## GIVEN TASK
Copy out each line exactly as it appears.

## DATASET ENTRIES
┄┄┄┄┄┄┄┄┄┄

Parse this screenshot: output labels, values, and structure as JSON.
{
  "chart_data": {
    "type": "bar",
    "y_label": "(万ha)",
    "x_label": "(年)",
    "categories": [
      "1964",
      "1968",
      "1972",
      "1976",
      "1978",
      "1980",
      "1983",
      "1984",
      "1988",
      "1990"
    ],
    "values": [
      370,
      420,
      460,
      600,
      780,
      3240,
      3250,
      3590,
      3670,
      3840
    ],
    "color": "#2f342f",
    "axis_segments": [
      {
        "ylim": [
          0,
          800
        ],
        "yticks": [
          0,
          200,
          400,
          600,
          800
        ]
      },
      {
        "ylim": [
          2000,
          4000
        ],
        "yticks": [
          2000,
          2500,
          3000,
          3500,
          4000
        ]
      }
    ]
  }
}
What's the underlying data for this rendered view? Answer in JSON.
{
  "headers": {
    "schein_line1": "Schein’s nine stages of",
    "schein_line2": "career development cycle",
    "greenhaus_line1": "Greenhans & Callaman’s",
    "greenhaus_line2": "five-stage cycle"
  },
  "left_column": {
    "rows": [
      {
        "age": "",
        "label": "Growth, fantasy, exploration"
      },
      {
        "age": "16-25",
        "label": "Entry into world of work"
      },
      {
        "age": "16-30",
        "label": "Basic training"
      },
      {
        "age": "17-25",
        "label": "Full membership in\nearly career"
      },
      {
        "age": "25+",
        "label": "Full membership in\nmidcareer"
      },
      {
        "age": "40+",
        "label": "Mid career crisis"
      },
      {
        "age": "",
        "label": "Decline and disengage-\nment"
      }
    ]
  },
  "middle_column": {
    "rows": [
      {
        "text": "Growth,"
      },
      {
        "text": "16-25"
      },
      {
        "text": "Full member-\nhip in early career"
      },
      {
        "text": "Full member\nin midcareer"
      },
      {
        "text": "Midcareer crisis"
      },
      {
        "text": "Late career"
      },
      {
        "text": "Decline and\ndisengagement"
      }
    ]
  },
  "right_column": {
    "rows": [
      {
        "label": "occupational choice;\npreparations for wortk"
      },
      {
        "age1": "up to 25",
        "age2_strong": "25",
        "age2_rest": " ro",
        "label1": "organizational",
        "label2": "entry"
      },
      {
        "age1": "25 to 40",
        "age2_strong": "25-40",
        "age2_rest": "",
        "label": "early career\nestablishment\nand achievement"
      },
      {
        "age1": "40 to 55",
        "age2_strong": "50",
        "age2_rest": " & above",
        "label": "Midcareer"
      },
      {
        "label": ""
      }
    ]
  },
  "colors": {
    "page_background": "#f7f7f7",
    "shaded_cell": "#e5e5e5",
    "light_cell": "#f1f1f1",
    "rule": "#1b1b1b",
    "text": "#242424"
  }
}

┄┄┄┄┄┄┄┄┄┄

## FULL SOLUTION
Parse this screenshot: output labels, values, and structure as JSON.
{
  "chart_data": {
    "type": "bar",
    "y_label": "(万ha)",
    "x_label": "(年)",
    "categories": [
      "1964",
      "1968",
      "1972",
      "1976",
      "1978",
      "1980",
      "1983",
      "1984",
      "1988",
      "1990"
    ],
    "values": [
      370,
      420,
      460,
      600,
      780,
      3240,
      3250,
      3590,
      3670,
      3840
    ],
    "color": "#2f342f",
    "axis_segments": [
      {
        "ylim": [
          0,
          800
        ],
        "yticks": [
          0,
          200,
          400,
          600,
          800
        ]
      },
      {
        "ylim": [
          2000,
          4000
        ],
        "yticks": [
          2000,
          2500,
          3000,
          3500,
          4000
        ]
      }
    ]
  }
}
What's the underlying data for this rendered view? Answer in JSON.
{
  "headers": {
    "schein_line1": "Schein’s nine stages of",
    "schein_line2": "career development cycle",
    "greenhaus_line1": "Greenhans & Callaman’s",
    "greenhaus_line2": "five-stage cycle"
  },
  "left_column": {
    "rows": [
      {
        "age": "",
        "label": "Growth, fantasy, exploration"
      },
      {
        "age": "16-25",
        "label": "Entry into world of work"
      },
      {
        "age": "16-30",
        "label": "Basic training"
      },
      {
        "age": "17-25",
        "label": "Full membership in\nearly career"
      },
      {
        "age": "25+",
        "label": "Full membership in\nmidcareer"
      },
      {
        "age": "40+",
        "label": "Mid career crisis"
      },
      {
        "age": "",
        "label": "Decline and disengage-\nment"
      }
    ]
  },
  "middle_column": {
    "rows": [
      {
        "text": "Growth,"
      },
      {
        "text": "16-25"
      },
      {
        "text": "Full member-\nhip in early career"
      },
      {
        "text": "Full member\nin midcareer"
      },
      {
        "text": "Midcareer crisis"
      },
      {
        "text": "Late career"
      },
      {
        "text": "Decline and\ndisengagement"
      }
    ]
  },
  "right_column": {
    "rows": [
      {
        "label": "occupational choice;\npreparations for wortk"
      },
      {
        "age1": "up to 25",
        "age2_strong": "25",
        "age2_rest": " ro",
        "label1": "organizational",
        "label2": "entry"
      },
      {
        "age1": "25 to 40",
        "age2_strong": "25-40",
        "age2_rest": "",
        "label": "early career\nestablishment\nand achievement"
      },
      {
        "age1": "40 to 55",
        "age2_strong": "50",
        "age2_rest": " & above",
        "label": "Midcareer"
      },
      {
        "label": ""
      }
    ]
  },
  "colors": {
    "page_background": "#f7f7f7",
    "shaded_cell": "#e5e5e5",
    "light_cell": "#f1f1f1",
    "rule": "#1b1b1b",
    "text": "#242424"
  }
}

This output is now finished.